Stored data
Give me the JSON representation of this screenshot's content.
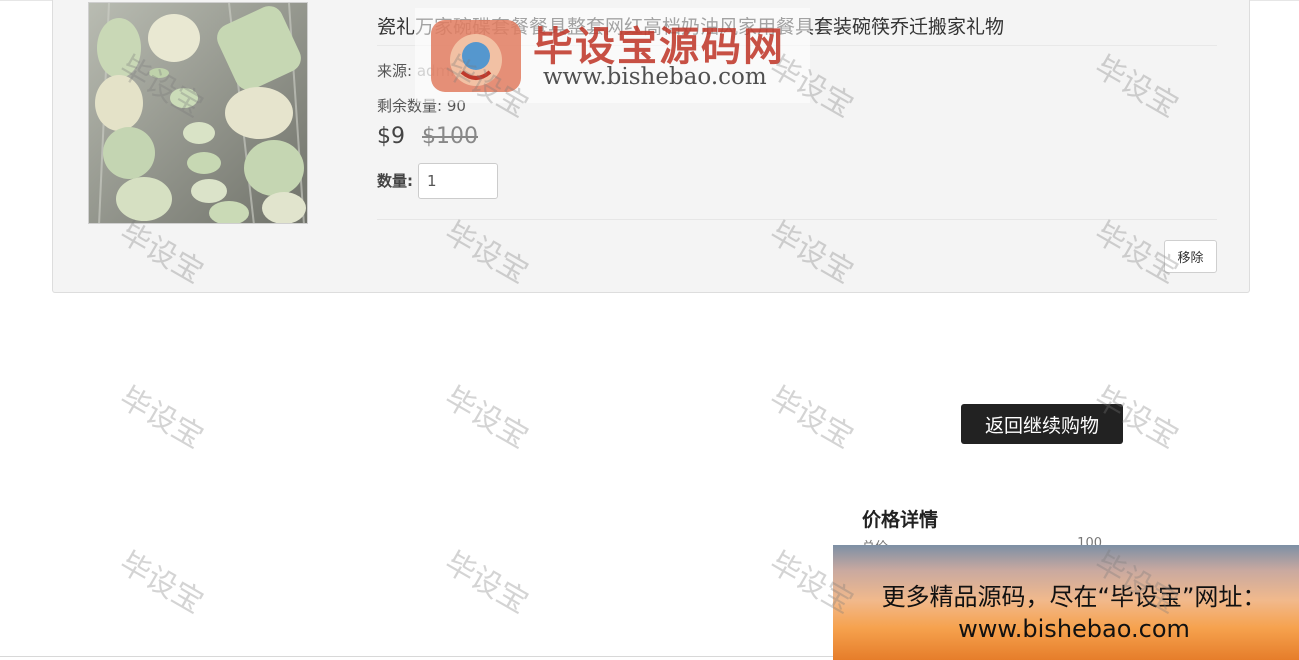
{
  "product": {
    "title": "瓷礼万家碗碟套餐餐具整套网红高档奶油风家用餐具套装碗筷乔迁搬家礼物",
    "source_label": "来源:",
    "source_value": "admin",
    "stock_label": "剩余数量:",
    "stock_value": "90",
    "price_current": "$9",
    "price_original": "$100",
    "quantity_label": "数量:",
    "quantity_value": "1",
    "remove_label": "移除"
  },
  "actions": {
    "continue_shopping": "返回继续购物"
  },
  "price_details": {
    "heading": "价格详情",
    "first_row_label": "总价",
    "first_row_value": "100"
  },
  "watermark": {
    "text": "毕设宝",
    "logo_title": "毕设宝源码网",
    "logo_url": "www.bishebao.com"
  },
  "promo": {
    "line1": "更多精品源码，尽在“毕设宝”网址：",
    "line2": "www.bishebao.com"
  },
  "colors": {
    "button_dark": "#222222",
    "panel_bg": "#f4f4f4",
    "brand_red": "#c0392b"
  }
}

» **Stated goal**
Each line of the data is to be duplicated exactly; pictures stay out of the copy.

» **Full response**
Give me the JSON representation of this screenshot's content.
{
  "product": {
    "title": "瓷礼万家碗碟套餐餐具整套网红高档奶油风家用餐具套装碗筷乔迁搬家礼物",
    "source_label": "来源:",
    "source_value": "admin",
    "stock_label": "剩余数量:",
    "stock_value": "90",
    "price_current": "$9",
    "price_original": "$100",
    "quantity_label": "数量:",
    "quantity_value": "1",
    "remove_label": "移除"
  },
  "actions": {
    "continue_shopping": "返回继续购物"
  },
  "price_details": {
    "heading": "价格详情",
    "first_row_label": "总价",
    "first_row_value": "100"
  },
  "watermark": {
    "text": "毕设宝",
    "logo_title": "毕设宝源码网",
    "logo_url": "www.bishebao.com"
  },
  "promo": {
    "line1": "更多精品源码，尽在“毕设宝”网址：",
    "line2": "www.bishebao.com"
  },
  "colors": {
    "button_dark": "#222222",
    "panel_bg": "#f4f4f4",
    "brand_red": "#c0392b"
  }
}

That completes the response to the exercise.